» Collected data
# # #

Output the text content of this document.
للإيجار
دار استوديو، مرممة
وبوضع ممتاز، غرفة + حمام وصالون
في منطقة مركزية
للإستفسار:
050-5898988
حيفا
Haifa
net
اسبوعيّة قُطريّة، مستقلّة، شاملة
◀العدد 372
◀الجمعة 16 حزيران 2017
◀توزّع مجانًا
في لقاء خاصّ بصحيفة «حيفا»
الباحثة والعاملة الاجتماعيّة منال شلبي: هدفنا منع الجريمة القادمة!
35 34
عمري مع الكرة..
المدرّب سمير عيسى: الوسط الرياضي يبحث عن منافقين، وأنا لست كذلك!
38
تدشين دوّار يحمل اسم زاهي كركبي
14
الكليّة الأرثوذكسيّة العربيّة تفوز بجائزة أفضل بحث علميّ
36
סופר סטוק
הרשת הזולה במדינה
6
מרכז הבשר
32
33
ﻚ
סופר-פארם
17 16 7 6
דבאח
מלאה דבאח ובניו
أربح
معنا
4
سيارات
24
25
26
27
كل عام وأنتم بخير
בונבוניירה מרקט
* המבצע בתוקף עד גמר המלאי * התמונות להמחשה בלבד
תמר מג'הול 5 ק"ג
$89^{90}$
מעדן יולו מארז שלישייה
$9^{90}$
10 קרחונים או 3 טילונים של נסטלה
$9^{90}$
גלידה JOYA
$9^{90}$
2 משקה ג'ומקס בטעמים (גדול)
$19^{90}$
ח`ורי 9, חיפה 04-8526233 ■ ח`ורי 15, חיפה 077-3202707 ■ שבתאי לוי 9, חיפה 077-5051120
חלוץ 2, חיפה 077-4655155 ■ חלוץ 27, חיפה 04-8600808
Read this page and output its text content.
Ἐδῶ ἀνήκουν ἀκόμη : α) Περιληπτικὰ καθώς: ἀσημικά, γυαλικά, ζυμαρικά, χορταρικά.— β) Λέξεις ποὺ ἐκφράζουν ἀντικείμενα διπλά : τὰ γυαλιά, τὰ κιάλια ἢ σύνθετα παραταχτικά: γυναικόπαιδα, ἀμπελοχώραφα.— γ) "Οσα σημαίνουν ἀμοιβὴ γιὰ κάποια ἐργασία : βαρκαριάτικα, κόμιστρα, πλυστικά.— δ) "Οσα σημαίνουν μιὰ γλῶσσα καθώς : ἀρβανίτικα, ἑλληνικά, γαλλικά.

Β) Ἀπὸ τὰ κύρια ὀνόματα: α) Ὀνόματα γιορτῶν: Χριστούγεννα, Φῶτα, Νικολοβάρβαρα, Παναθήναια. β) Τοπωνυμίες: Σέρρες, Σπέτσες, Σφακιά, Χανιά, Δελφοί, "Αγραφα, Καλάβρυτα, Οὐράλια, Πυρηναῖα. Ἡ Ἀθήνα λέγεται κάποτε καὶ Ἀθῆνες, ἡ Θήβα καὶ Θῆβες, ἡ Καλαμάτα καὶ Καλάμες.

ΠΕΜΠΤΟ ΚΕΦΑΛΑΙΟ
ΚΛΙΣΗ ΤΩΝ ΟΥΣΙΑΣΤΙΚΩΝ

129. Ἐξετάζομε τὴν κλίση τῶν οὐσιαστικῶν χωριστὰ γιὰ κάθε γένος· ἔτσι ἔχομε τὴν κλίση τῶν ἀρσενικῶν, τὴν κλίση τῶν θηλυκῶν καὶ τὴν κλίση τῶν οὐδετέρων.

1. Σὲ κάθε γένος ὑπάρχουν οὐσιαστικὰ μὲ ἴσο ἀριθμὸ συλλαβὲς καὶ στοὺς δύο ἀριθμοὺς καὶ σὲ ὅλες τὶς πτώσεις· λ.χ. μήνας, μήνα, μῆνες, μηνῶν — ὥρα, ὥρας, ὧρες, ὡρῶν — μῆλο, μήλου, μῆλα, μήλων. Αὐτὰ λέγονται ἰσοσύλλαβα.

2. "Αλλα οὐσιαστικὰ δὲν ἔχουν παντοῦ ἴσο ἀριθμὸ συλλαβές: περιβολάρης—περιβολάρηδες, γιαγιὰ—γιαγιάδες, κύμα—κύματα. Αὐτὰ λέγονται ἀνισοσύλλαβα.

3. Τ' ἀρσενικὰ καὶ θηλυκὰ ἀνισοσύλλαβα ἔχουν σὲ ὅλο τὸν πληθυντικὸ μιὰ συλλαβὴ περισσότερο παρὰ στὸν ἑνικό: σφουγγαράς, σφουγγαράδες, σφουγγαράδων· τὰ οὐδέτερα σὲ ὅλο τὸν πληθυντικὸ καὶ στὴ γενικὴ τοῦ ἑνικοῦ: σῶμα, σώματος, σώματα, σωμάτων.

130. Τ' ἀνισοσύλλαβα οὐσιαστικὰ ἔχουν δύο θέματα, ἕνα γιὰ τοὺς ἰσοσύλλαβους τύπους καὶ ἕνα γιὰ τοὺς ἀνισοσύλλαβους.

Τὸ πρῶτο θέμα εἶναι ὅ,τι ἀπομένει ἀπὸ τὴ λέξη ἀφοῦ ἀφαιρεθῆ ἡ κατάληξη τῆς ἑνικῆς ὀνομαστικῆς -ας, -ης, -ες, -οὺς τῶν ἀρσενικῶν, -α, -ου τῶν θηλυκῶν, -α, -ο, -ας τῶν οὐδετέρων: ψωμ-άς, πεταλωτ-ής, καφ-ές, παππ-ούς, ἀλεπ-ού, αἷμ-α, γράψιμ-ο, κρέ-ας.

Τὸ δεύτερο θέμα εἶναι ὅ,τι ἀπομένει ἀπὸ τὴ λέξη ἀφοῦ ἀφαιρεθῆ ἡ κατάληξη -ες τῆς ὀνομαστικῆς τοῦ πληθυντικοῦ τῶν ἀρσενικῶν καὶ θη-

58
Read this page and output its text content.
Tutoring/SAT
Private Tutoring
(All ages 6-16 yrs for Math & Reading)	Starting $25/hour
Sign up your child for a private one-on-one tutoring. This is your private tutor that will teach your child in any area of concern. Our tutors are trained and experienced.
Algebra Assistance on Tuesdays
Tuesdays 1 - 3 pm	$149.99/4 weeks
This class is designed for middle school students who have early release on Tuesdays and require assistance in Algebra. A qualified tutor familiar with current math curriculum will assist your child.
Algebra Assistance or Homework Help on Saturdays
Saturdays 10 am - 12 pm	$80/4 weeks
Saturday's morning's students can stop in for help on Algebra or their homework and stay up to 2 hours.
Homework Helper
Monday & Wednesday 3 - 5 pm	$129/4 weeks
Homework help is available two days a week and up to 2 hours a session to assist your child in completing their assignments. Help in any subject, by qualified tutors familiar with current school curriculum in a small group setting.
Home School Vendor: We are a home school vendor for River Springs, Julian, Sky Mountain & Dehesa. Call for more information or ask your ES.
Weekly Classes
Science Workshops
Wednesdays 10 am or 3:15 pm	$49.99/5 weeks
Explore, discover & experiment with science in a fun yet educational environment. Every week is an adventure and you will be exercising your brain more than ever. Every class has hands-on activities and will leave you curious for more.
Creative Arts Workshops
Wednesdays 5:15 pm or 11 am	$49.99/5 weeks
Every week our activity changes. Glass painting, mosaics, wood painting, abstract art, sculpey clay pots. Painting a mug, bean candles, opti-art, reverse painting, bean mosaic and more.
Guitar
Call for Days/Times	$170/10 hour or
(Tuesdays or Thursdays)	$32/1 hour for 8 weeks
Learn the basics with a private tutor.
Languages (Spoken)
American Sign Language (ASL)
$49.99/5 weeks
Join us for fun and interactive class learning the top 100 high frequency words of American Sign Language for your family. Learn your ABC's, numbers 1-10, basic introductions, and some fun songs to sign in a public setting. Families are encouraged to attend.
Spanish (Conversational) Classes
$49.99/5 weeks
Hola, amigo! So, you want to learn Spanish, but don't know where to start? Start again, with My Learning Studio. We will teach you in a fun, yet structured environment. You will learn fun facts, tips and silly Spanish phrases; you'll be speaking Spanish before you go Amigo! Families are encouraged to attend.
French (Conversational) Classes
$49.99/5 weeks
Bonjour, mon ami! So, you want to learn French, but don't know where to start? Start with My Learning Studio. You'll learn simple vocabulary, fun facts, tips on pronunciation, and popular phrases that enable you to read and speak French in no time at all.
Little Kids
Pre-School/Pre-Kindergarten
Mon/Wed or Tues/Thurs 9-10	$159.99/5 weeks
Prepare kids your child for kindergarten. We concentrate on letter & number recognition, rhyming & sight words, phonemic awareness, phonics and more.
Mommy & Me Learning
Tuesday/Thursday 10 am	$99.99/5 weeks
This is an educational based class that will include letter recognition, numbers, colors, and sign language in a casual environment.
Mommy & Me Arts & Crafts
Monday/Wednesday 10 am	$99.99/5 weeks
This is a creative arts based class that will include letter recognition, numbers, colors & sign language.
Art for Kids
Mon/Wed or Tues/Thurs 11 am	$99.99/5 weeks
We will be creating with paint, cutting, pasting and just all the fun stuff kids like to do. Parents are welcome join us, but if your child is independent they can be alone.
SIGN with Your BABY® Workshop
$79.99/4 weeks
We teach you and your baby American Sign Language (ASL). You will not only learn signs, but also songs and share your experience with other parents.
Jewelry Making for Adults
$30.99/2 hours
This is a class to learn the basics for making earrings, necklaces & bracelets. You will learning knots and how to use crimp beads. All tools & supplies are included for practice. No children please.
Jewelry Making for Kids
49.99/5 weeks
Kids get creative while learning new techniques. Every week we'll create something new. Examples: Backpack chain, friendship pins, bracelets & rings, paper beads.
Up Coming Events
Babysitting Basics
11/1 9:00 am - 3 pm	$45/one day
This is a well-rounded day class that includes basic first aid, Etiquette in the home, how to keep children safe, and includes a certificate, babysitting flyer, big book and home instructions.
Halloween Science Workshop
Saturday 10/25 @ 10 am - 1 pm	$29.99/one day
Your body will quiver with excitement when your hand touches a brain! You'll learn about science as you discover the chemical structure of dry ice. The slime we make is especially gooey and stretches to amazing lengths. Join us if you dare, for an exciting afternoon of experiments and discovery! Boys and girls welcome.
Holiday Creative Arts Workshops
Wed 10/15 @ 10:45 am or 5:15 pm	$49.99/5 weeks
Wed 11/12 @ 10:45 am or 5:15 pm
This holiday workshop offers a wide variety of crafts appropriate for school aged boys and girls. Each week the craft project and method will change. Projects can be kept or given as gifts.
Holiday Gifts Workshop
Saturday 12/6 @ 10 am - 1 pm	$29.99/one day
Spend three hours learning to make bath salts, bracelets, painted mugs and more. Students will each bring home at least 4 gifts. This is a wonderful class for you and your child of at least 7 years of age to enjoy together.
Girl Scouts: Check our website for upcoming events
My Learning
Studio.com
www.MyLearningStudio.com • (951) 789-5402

# # #

» Exercise task
Copy every line of the material in which the word "want" occurs.

» Result
Hola, amigo! So, you want to learn Spanish, but don't know where to start? Start again, with My Learning Studio. We will teach you in a fun, yet structured environment. You will learn fun facts, tips and silly Spanish phrases; you'll be speaking Spanish before you go Amigo! Families are encouraged to attend.
Bonjour, mon ami! So, you want to learn French, but don't know where to start? Start with My Learning Studio. You'll learn simple vocabulary, fun facts, tips on pronunciation, and popular phrases that enable you to read and speak French in no time at all.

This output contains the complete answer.